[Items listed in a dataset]
___
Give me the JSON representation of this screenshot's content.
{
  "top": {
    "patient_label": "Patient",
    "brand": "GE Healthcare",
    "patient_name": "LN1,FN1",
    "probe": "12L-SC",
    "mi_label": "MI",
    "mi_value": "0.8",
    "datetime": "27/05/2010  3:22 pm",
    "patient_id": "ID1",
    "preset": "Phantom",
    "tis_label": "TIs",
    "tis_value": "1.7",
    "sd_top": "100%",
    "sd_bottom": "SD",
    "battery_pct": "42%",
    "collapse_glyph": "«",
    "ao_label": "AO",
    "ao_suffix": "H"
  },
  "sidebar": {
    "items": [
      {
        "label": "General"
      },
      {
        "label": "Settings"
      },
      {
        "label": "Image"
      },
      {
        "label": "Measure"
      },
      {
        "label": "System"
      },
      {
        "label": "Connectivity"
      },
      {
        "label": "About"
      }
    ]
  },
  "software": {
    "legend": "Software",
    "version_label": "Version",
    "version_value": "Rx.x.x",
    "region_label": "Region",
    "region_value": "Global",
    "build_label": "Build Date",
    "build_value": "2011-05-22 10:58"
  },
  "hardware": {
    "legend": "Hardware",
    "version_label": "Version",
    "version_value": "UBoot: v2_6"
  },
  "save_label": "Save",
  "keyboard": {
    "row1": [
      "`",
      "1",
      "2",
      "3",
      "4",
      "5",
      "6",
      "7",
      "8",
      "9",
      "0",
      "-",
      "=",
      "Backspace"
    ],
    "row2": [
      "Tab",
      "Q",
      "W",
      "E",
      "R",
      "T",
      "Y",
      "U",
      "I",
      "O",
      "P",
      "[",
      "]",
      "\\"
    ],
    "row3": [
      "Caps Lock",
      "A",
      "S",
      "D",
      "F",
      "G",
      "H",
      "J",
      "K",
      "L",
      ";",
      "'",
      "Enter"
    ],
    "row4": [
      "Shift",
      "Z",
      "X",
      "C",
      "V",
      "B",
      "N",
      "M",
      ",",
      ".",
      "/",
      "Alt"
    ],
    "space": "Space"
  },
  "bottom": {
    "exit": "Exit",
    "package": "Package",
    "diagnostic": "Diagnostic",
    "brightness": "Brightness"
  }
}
___
**Direction:**
Write out the whole listing again. Match it word for word.

**Answer to the problem:**
Give me the JSON representation of this screenshot's content.
{
  "top": {
    "patient_label": "Patient",
    "brand": "GE Healthcare",
    "patient_name": "LN1,FN1",
    "probe": "12L-SC",
    "mi_label": "MI",
    "mi_value": "0.8",
    "datetime": "27/05/2010  3:22 pm",
    "patient_id": "ID1",
    "preset": "Phantom",
    "tis_label": "TIs",
    "tis_value": "1.7",
    "sd_top": "100%",
    "sd_bottom": "SD",
    "battery_pct": "42%",
    "collapse_glyph": "«",
    "ao_label": "AO",
    "ao_suffix": "H"
  },
  "sidebar": {
    "items": [
      {
        "label": "General"
      },
      {
        "label": "Settings"
      },
      {
        "label": "Image"
      },
      {
        "label": "Measure"
      },
      {
        "label": "System"
      },
      {
        "label": "Connectivity"
      },
      {
        "label": "About"
      }
    ]
  },
  "software": {
    "legend": "Software",
    "version_label": "Version",
    "version_value": "Rx.x.x",
    "region_label": "Region",
    "region_value": "Global",
    "build_label": "Build Date",
    "build_value": "2011-05-22 10:58"
  },
  "hardware": {
    "legend": "Hardware",
    "version_label": "Version",
    "version_value": "UBoot: v2_6"
  },
  "save_label": "Save",
  "keyboard": {
    "row1": [
      "`",
      "1",
      "2",
      "3",
      "4",
      "5",
      "6",
      "7",
      "8",
      "9",
      "0",
      "-",
      "=",
      "Backspace"
    ],
    "row2": [
      "Tab",
      "Q",
      "W",
      "E",
      "R",
      "T",
      "Y",
      "U",
      "I",
      "O",
      "P",
      "[",
      "]",
      "\\"
    ],
    "row3": [
      "Caps Lock",
      "A",
      "S",
      "D",
      "F",
      "G",
      "H",
      "J",
      "K",
      "L",
      ";",
      "'",
      "Enter"
    ],
    "row4": [
      "Shift",
      "Z",
      "X",
      "C",
      "V",
      "B",
      "N",
      "M",
      ",",
      ".",
      "/",
      "Alt"
    ],
    "space": "Space"
  },
  "bottom": {
    "exit": "Exit",
    "package": "Package",
    "diagnostic": "Diagnostic",
    "brightness": "Brightness"
  }
}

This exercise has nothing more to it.